## EXERCISE DESCRIPTION
Transcribe every entry that follows, word for word, and omit the images.

## DATASET ENTRIES
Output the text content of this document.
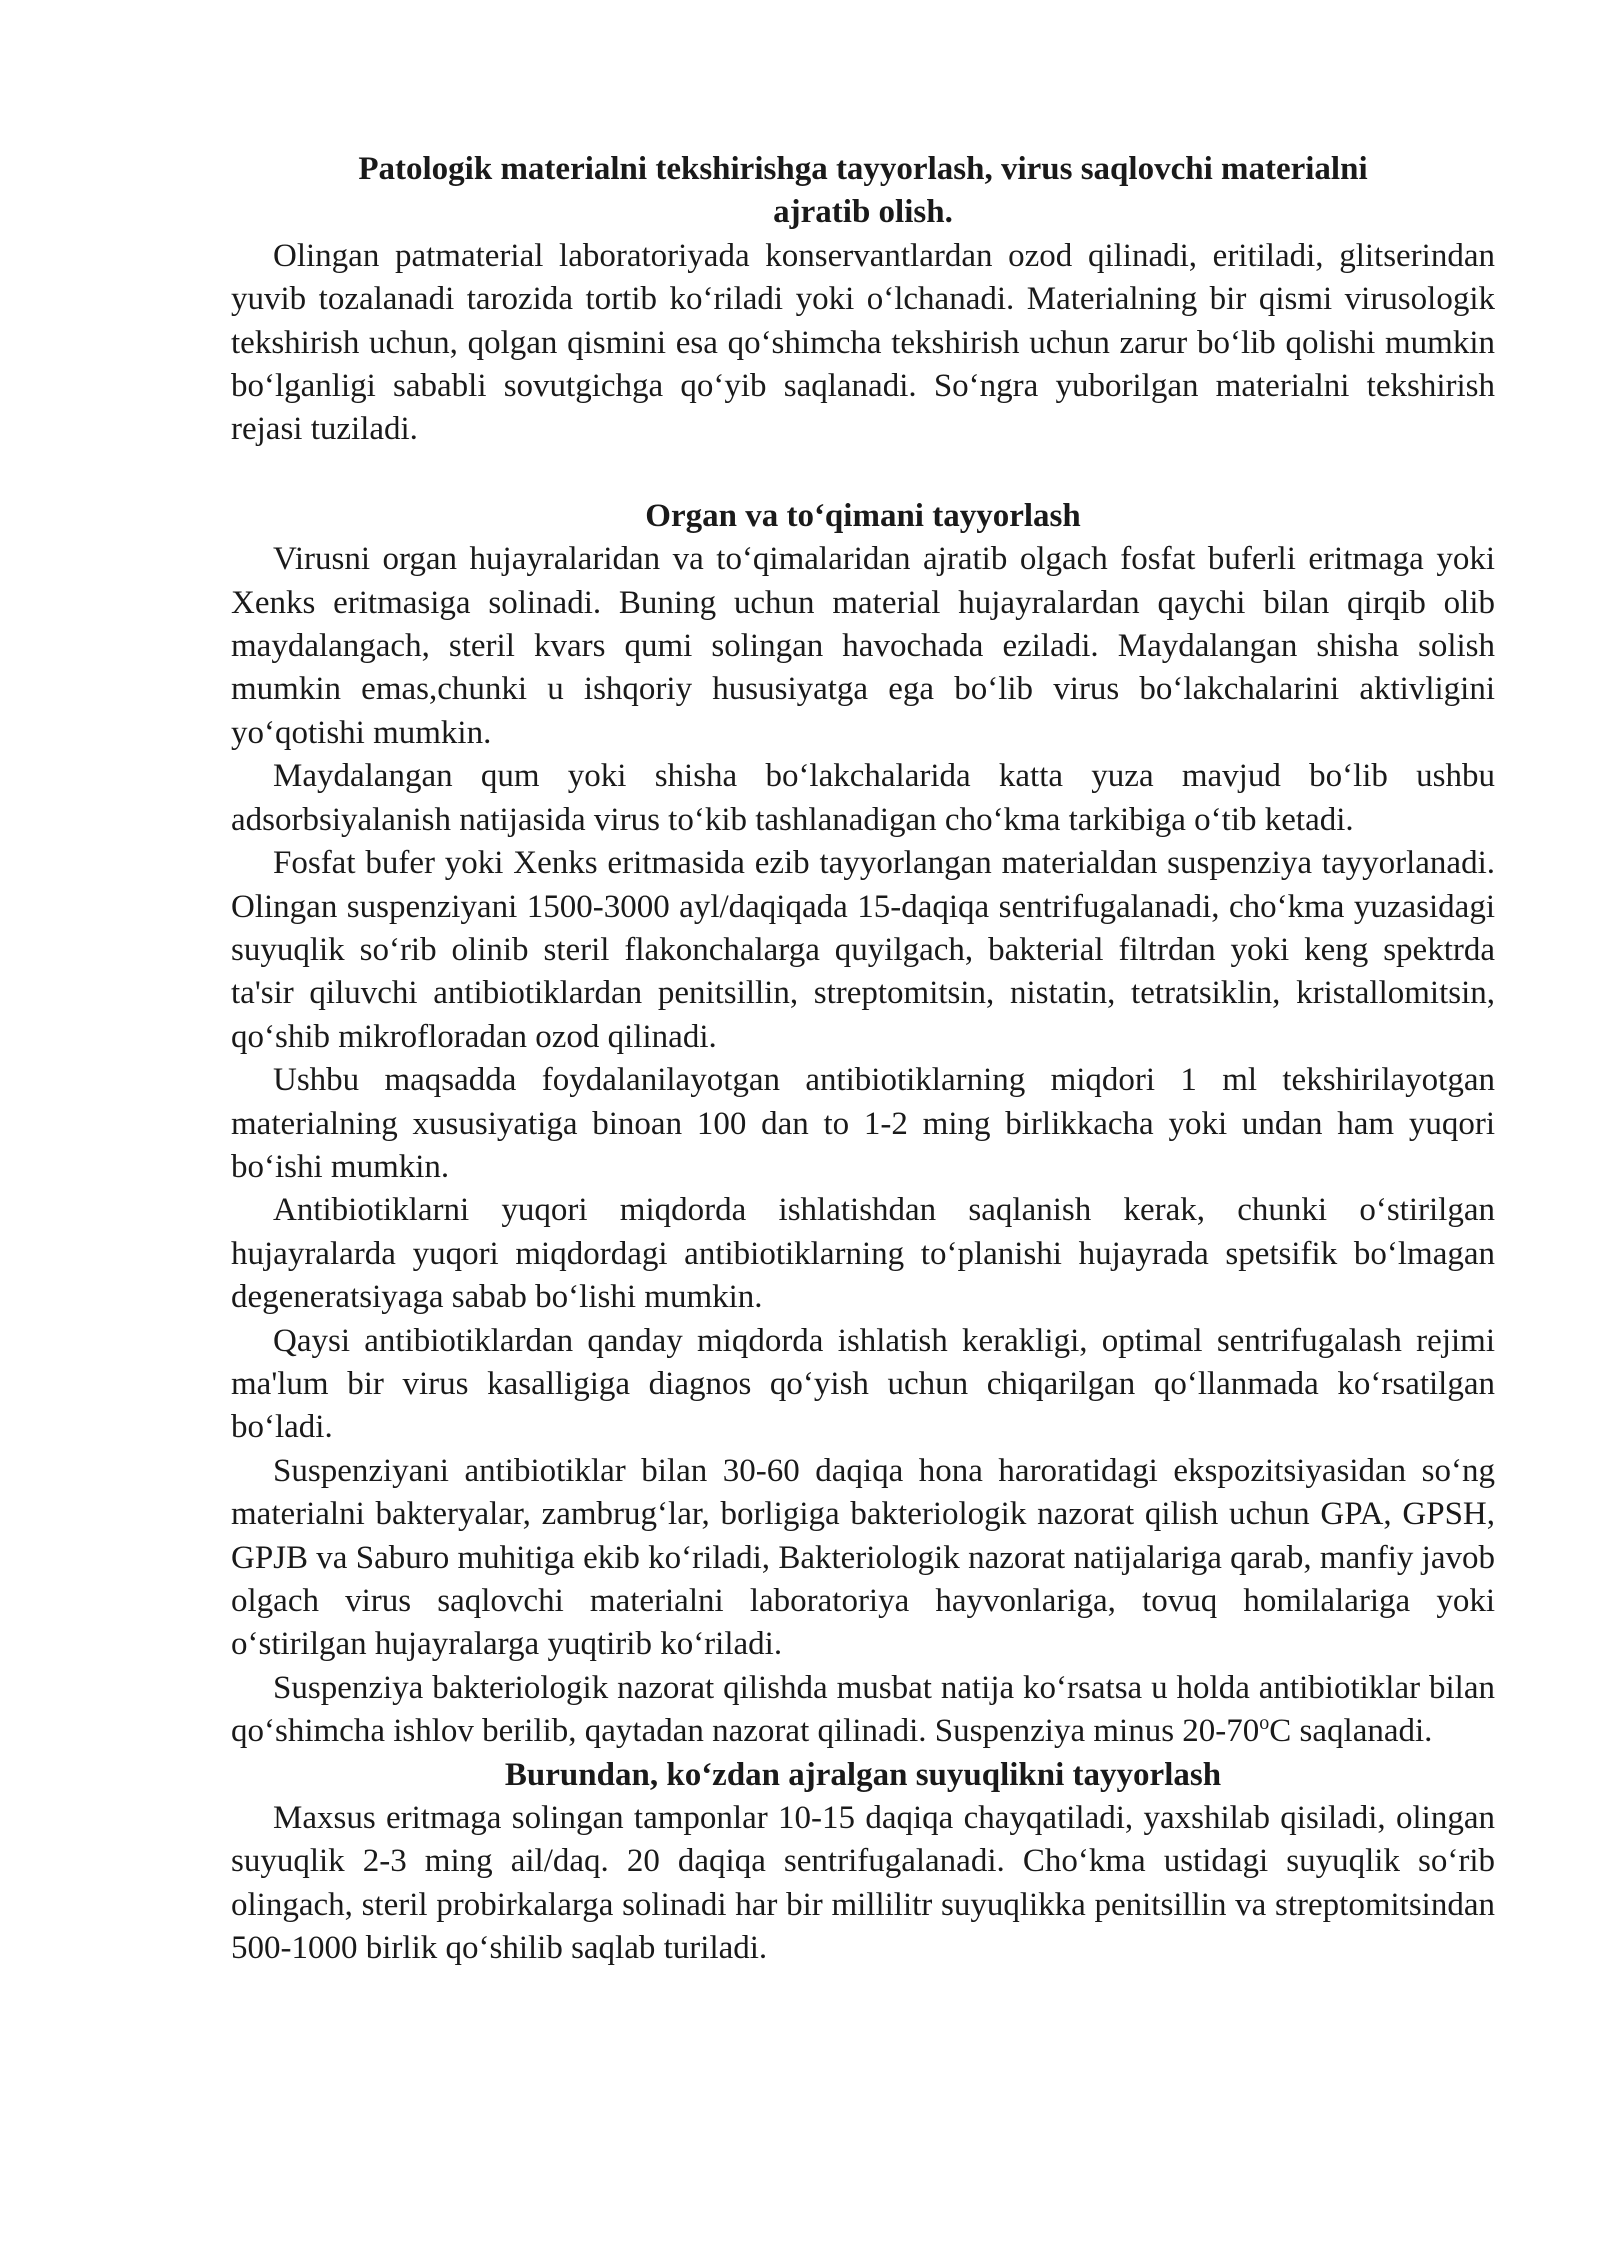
Patologik materialni tekshirishga tayyorlash, virus saqlovchi materialni ajratib olish.

Olingan patmaterial laboratoriyada konservantlardan ozod qilinadi, eritiladi, glitserindan yuvib tozalanadi tarozida tortib ko‘riladi yoki o‘lchanadi. Materialning bir qismi virusologik tekshirish uchun, qolgan qismini esa qo‘shimcha tekshirish uchun zarur bo‘lib qolishi mumkin bo‘lganligi sababli sovutgichga qo‘yib saqlanadi. So‘ngra yuborilgan materialni tekshirish rejasi tuziladi.

Organ va to‘qimani tayyorlash

Virusni organ hujayralaridan va to‘qimalaridan ajratib olgach fosfat buferli eritmaga yoki Xenks eritmasiga solinadi. Buning uchun material hujayralardan qaychi bilan qirqib olib maydalangach, steril kvars qumi solingan havochada eziladi. Maydalangan shisha solish mumkin emas,chunki u ishqoriy hususiyatga ega bo‘lib virus bo‘lakchalarini aktivligini yo‘qotishi mumkin.

Maydalangan qum yoki shisha bo‘lakchalarida katta yuza mavjud bo‘lib ushbu adsorbsiyalanish natijasida virus to‘kib tashlanadigan cho‘kma tarkibiga o‘tib ketadi.

Fosfat bufer yoki Xenks eritmasida ezib tayyorlangan materialdan suspenziya tayyorlanadi. Olingan suspenziyani 1500-3000 ayl/daqiqada 15-daqiqa sentrifugalanadi, cho‘kma yuzasidagi suyuqlik so‘rib olinib steril flakonchalarga quyilgach, bakterial filtrdan yoki keng spektrda ta'sir qiluvchi antibiotiklardan penitsillin, streptomitsin, nistatin, tetratsiklin, kristallomitsin, qo‘shib mikrofloradan ozod qilinadi.

Ushbu maqsadda foydalanilayotgan antibiotiklarning miqdori 1 ml tekshirilayotgan materialning xususiyatiga binoan 100 dan to 1-2 ming birlikkacha yoki undan ham yuqori bo‘ishi mumkin.

Antibiotiklarni yuqori miqdorda ishlatishdan saqlanish kerak, chunki o‘stirilgan hujayralarda yuqori miqdordagi antibiotiklarning to‘planishi hujayrada spetsifik bo‘lmagan degeneratsiyaga sabab bo‘lishi mumkin.

Qaysi antibiotiklardan qanday miqdorda ishlatish kerakligi, optimal sentrifugalash rejimi ma'lum bir virus kasalligiga diagnos qo‘yish uchun chiqarilgan qo‘llanmada ko‘rsatilgan bo‘ladi.

Suspenziyani antibiotiklar bilan 30-60 daqiqa hona haroratidagi ekspozitsiyasidan so‘ng materialni bakteryalar, zambrug‘lar, borligiga bakteriologik nazorat qilish uchun GPA, GPSH, GPJB va Saburo muhitiga ekib ko‘riladi, Bakteriologik nazorat natijalariga qarab, manfiy javob olgach virus saqlovchi materialni laboratoriya hayvonlariga, tovuq homilalariga yoki o‘stirilgan hujayralarga yuqtirib ko‘riladi.

Suspenziya bakteriologik nazorat qilishda musbat natija ko‘rsatsa u holda antibiotiklar bilan qo‘shimcha ishlov berilib, qaytadan nazorat qilinadi. Suspenziya minus 20-70$^o$C saqlanadi.

Burundan, ko‘zdan ajralgan suyuqlikni tayyorlash

Maxsus eritmaga solingan tamponlar 10-15 daqiqa chayqatiladi, yaxshilab qisiladi, olingan suyuqlik 2-3 ming ail/daq. 20 daqiqa sentrifugalanadi. Cho‘kma ustidagi suyuqlik so‘rib olingach, steril probirkalarga solinadi har bir millilitr suyuqlikka penitsillin va streptomitsindan 500-1000 birlik qo‘shilib saqlab turiladi.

## SOLUTION FOR THIS EXERCISE
Output the text content of this document.
Patologik materialni tekshirishga tayyorlash, virus saqlovchi materialni ajratib olish.

Olingan patmaterial laboratoriyada konservantlardan ozod qilinadi, eritiladi, glitserindan yuvib tozalanadi tarozida tortib ko‘riladi yoki o‘lchanadi. Materialning bir qismi virusologik tekshirish uchun, qolgan qismini esa qo‘shimcha tekshirish uchun zarur bo‘lib qolishi mumkin bo‘lganligi sababli sovutgichga qo‘yib saqlanadi. So‘ngra yuborilgan materialni tekshirish rejasi tuziladi.

Organ va to‘qimani tayyorlash

Virusni organ hujayralaridan va to‘qimalaridan ajratib olgach fosfat buferli eritmaga yoki Xenks eritmasiga solinadi. Buning uchun material hujayralardan qaychi bilan qirqib olib maydalangach, steril kvars qumi solingan havochada eziladi. Maydalangan shisha solish mumkin emas,chunki u ishqoriy hususiyatga ega bo‘lib virus bo‘lakchalarini aktivligini yo‘qotishi mumkin.

Maydalangan qum yoki shisha bo‘lakchalarida katta yuza mavjud bo‘lib ushbu adsorbsiyalanish natijasida virus to‘kib tashlanadigan cho‘kma tarkibiga o‘tib ketadi.

Fosfat bufer yoki Xenks eritmasida ezib tayyorlangan materialdan suspenziya tayyorlanadi. Olingan suspenziyani 1500-3000 ayl/daqiqada 15-daqiqa sentrifugalanadi, cho‘kma yuzasidagi suyuqlik so‘rib olinib steril flakonchalarga quyilgach, bakterial filtrdan yoki keng spektrda ta'sir qiluvchi antibiotiklardan penitsillin, streptomitsin, nistatin, tetratsiklin, kristallomitsin, qo‘shib mikrofloradan ozod qilinadi.

Ushbu maqsadda foydalanilayotgan antibiotiklarning miqdori 1 ml tekshirilayotgan materialning xususiyatiga binoan 100 dan to 1-2 ming birlikkacha yoki undan ham yuqori bo‘ishi mumkin.

Antibiotiklarni yuqori miqdorda ishlatishdan saqlanish kerak, chunki o‘stirilgan hujayralarda yuqori miqdordagi antibiotiklarning to‘planishi hujayrada spetsifik bo‘lmagan degeneratsiyaga sabab bo‘lishi mumkin.

Qaysi antibiotiklardan qanday miqdorda ishlatish kerakligi, optimal sentrifugalash rejimi ma'lum bir virus kasalligiga diagnos qo‘yish uchun chiqarilgan qo‘llanmada ko‘rsatilgan bo‘ladi.

Suspenziyani antibiotiklar bilan 30-60 daqiqa hona haroratidagi ekspozitsiyasidan so‘ng materialni bakteryalar, zambrug‘lar, borligiga bakteriologik nazorat qilish uchun GPA, GPSH, GPJB va Saburo muhitiga ekib ko‘riladi, Bakteriologik nazorat natijalariga qarab, manfiy javob olgach virus saqlovchi materialni laboratoriya hayvonlariga, tovuq homilalariga yoki o‘stirilgan hujayralarga yuqtirib ko‘riladi.

Suspenziya bakteriologik nazorat qilishda musbat natija ko‘rsatsa u holda antibiotiklar bilan qo‘shimcha ishlov berilib, qaytadan nazorat qilinadi. Suspenziya minus 20-70$^o$C saqlanadi.

Burundan, ko‘zdan ajralgan suyuqlikni tayyorlash

Maxsus eritmaga solingan tamponlar 10-15 daqiqa chayqatiladi, yaxshilab qisiladi, olingan suyuqlik 2-3 ming ail/daq. 20 daqiqa sentrifugalanadi. Cho‘kma ustidagi suyuqlik so‘rib olingach, steril probirkalarga solinadi har bir millilitr suyuqlikka penitsillin va streptomitsindan 500-1000 birlik qo‘shilib saqlab turiladi.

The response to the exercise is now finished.